[What you need to do]
Scan the lines and state how many carry "true". Leave out everything but the number.

[Materials provided]
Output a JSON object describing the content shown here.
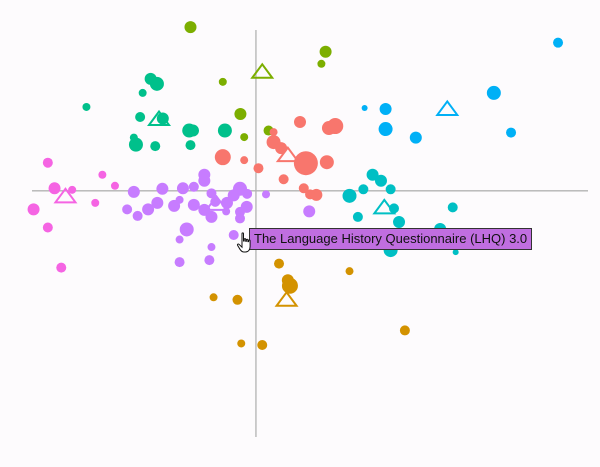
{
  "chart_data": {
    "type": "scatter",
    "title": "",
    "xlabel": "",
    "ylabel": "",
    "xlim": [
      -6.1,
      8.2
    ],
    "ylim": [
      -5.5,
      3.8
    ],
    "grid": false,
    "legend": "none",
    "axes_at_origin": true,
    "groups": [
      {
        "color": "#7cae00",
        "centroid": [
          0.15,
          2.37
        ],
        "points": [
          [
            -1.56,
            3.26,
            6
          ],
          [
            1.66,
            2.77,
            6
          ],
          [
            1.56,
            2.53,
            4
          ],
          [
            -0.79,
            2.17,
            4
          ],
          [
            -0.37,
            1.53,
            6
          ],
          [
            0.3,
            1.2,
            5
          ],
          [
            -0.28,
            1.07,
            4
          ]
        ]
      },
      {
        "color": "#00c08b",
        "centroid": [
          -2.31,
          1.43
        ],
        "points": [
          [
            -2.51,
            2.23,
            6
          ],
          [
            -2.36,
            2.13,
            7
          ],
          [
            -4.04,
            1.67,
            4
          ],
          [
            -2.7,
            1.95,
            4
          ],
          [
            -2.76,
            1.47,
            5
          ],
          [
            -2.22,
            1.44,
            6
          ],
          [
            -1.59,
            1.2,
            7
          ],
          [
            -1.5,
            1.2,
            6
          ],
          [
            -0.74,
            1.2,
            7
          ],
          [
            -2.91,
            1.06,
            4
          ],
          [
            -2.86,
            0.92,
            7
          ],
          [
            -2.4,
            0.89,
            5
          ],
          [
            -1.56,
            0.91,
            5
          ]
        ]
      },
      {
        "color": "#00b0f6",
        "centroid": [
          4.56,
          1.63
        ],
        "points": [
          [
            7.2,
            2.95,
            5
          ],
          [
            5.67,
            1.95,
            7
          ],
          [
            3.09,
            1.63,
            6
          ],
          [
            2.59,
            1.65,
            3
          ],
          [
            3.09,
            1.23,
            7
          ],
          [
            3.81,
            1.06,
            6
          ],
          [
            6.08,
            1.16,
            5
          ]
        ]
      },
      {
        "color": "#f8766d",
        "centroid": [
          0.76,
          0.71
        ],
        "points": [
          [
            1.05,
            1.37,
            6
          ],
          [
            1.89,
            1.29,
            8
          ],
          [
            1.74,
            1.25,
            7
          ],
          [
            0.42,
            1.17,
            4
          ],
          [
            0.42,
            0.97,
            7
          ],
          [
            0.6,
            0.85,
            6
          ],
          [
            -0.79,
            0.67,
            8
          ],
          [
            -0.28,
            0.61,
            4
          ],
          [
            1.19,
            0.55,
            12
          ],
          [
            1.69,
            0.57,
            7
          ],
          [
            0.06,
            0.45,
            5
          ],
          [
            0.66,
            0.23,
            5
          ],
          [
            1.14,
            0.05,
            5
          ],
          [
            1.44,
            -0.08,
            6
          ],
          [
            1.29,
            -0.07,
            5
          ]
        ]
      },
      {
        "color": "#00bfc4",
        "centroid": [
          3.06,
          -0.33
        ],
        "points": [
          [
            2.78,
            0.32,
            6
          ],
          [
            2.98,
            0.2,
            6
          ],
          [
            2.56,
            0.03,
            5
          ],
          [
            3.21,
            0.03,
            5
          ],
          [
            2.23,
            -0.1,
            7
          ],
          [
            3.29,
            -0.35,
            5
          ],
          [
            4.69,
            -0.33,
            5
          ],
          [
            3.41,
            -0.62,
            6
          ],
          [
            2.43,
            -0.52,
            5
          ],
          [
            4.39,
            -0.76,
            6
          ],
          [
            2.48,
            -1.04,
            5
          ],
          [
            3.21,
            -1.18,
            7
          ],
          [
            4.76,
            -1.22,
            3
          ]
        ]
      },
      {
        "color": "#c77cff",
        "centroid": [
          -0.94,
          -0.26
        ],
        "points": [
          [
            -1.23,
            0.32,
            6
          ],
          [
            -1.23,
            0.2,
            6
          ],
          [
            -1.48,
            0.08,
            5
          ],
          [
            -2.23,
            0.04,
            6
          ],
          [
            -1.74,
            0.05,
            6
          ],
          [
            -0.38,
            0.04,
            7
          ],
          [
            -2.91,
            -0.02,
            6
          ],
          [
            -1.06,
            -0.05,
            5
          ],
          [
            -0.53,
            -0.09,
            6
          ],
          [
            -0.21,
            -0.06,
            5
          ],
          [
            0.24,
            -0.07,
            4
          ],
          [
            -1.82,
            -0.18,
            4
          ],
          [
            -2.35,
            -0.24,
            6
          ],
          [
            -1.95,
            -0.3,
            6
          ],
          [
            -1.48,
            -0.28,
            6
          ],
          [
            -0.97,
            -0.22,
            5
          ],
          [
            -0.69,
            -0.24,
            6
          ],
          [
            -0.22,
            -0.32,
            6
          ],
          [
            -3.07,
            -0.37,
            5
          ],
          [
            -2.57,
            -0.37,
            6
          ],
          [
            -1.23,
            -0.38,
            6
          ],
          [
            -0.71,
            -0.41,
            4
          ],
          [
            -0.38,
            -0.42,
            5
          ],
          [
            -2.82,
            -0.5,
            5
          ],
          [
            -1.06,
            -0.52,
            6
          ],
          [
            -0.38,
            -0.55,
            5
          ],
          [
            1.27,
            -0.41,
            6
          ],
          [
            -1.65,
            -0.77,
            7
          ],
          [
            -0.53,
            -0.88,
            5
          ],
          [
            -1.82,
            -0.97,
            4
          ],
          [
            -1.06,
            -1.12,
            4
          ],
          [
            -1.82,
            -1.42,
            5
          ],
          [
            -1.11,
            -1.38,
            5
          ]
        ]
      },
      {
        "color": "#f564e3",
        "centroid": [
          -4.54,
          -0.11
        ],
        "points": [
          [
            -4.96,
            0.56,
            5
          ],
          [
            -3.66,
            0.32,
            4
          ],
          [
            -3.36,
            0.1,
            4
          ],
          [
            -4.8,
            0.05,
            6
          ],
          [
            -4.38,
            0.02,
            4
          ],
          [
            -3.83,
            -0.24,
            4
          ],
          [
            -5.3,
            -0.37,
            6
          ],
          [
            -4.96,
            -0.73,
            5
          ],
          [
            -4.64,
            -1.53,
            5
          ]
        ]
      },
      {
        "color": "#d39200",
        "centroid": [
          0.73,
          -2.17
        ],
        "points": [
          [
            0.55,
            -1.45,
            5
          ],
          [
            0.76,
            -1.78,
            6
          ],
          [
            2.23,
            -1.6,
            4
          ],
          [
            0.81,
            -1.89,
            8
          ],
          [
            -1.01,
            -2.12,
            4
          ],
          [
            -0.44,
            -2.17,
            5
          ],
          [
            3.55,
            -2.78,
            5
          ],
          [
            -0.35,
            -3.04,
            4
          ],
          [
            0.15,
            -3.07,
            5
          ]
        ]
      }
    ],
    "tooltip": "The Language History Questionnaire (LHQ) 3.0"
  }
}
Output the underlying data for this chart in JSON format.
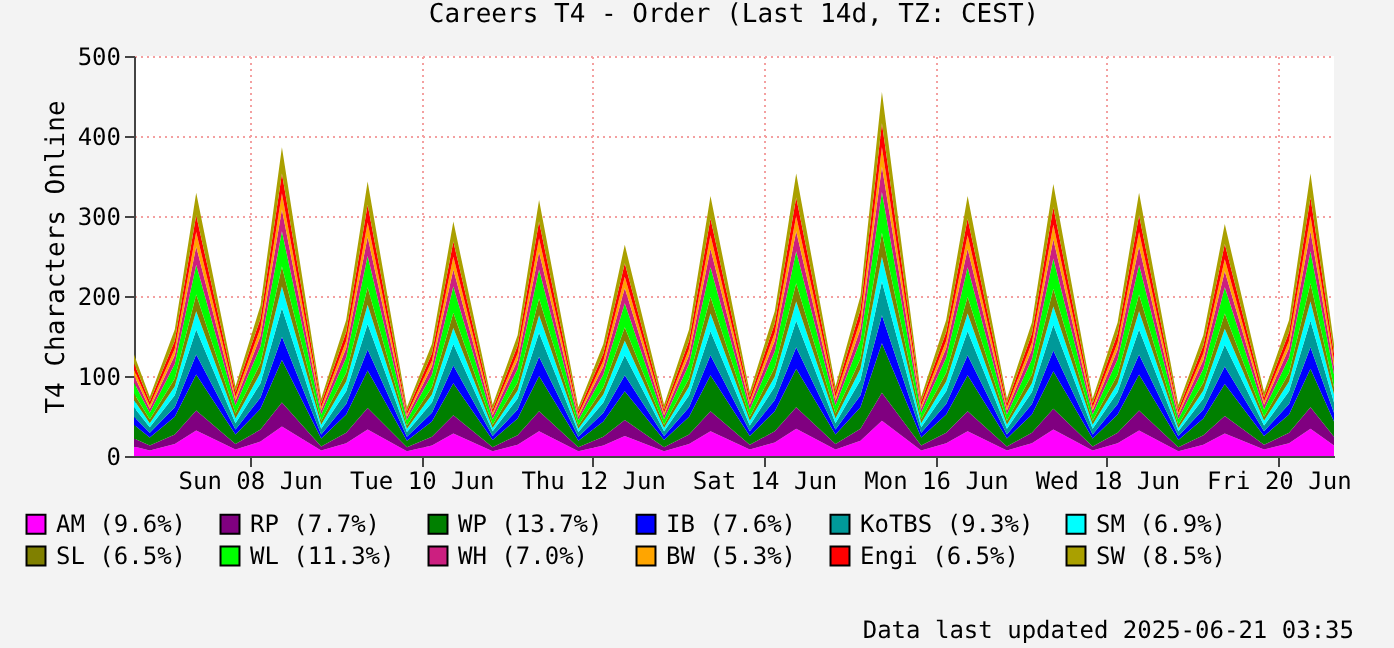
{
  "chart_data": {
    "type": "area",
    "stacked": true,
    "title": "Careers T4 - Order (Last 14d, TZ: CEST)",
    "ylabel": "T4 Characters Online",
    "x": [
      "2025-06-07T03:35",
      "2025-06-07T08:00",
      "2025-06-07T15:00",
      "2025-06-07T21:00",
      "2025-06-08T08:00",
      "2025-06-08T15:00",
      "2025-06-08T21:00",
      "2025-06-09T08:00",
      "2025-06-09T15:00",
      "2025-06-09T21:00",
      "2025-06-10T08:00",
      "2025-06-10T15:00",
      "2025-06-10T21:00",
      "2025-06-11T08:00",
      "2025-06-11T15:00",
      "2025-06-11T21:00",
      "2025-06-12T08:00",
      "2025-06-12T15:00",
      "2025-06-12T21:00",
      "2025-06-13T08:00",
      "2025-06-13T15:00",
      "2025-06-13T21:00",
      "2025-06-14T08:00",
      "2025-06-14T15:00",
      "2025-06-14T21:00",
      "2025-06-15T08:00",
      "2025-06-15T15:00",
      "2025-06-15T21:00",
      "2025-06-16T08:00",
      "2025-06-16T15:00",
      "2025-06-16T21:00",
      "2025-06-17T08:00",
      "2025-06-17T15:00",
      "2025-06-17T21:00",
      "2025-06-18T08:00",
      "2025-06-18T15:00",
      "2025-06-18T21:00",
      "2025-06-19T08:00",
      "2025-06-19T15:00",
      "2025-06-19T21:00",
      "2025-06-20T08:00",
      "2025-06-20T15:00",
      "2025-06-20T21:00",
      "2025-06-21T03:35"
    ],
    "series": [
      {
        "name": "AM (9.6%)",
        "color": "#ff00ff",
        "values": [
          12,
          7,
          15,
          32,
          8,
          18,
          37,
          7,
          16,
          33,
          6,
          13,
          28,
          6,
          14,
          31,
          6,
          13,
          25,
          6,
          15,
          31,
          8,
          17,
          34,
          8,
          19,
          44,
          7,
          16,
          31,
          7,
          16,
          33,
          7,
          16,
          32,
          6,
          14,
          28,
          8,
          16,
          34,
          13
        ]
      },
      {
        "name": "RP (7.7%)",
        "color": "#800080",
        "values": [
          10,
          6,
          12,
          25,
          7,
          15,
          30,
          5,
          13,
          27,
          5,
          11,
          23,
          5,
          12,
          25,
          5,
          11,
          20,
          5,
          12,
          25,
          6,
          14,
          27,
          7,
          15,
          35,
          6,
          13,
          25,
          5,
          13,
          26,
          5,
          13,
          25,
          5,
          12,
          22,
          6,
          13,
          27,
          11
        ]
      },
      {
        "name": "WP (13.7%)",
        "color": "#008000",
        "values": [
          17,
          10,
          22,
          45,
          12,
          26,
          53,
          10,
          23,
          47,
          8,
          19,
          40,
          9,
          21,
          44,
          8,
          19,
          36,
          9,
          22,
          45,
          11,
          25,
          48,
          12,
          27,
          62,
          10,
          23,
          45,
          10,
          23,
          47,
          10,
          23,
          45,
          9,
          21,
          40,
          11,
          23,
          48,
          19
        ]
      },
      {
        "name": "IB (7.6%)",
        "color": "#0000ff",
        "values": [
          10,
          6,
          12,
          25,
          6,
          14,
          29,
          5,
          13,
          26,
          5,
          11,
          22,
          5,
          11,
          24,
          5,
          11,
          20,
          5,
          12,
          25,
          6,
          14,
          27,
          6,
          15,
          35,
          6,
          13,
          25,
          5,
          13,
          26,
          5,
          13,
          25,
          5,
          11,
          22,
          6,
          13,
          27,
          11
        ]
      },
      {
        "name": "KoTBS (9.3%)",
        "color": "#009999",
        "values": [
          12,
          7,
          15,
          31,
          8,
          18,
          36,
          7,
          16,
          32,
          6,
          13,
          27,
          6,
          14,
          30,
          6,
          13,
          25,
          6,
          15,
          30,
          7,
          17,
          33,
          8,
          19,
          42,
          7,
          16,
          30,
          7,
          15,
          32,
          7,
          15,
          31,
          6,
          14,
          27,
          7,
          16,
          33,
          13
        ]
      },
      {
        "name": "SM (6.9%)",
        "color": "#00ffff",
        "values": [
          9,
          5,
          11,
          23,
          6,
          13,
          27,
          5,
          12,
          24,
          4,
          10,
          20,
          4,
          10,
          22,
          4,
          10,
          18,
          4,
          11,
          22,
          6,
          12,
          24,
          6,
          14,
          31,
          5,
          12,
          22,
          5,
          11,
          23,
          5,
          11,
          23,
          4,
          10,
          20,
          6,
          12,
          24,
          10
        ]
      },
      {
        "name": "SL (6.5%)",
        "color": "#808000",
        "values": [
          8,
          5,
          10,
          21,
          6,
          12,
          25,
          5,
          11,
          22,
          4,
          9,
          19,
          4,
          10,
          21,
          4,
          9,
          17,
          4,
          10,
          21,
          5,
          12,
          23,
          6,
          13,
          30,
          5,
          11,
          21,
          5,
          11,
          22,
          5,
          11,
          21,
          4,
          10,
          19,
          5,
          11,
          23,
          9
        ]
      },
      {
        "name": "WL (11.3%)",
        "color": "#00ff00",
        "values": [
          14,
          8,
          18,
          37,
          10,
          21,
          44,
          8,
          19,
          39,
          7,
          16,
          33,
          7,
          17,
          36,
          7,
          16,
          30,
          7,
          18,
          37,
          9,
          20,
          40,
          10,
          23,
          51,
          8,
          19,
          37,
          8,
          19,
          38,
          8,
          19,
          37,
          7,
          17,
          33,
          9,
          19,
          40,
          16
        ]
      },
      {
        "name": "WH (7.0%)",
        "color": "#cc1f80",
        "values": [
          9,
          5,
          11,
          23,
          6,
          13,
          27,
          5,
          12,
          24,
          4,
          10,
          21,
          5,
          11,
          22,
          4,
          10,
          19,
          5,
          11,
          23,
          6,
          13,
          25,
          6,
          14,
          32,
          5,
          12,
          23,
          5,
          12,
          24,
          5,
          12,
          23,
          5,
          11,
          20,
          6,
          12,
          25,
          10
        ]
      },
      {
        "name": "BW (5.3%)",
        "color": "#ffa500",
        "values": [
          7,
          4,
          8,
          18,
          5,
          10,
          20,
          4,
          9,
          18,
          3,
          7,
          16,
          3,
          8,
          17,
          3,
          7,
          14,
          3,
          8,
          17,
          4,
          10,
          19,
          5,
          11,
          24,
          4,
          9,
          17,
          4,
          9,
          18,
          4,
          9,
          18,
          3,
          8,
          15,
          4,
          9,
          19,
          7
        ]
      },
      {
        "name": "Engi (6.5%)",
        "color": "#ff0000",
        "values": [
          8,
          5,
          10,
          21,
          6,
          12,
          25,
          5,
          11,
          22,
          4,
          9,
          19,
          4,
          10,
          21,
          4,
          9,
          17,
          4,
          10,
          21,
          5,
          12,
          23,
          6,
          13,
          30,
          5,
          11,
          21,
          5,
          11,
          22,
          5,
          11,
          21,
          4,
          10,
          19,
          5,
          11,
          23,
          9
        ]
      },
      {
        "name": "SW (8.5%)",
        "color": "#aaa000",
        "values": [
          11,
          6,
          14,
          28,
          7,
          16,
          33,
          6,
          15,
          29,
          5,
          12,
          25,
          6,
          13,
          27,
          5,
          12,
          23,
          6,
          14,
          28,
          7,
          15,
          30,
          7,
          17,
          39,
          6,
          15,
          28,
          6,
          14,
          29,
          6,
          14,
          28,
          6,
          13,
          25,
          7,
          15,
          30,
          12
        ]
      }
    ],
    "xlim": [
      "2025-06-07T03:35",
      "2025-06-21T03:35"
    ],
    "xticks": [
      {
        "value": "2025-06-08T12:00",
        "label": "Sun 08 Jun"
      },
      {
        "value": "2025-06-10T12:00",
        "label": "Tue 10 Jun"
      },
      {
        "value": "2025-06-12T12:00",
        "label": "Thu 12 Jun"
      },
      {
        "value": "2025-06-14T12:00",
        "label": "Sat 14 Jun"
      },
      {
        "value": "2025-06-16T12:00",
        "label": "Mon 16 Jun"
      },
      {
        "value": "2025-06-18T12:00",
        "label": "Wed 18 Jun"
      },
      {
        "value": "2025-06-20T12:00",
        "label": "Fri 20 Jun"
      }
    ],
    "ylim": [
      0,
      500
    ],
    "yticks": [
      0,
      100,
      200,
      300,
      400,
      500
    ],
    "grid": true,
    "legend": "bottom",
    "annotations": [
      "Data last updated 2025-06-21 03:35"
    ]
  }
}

[Full output]
3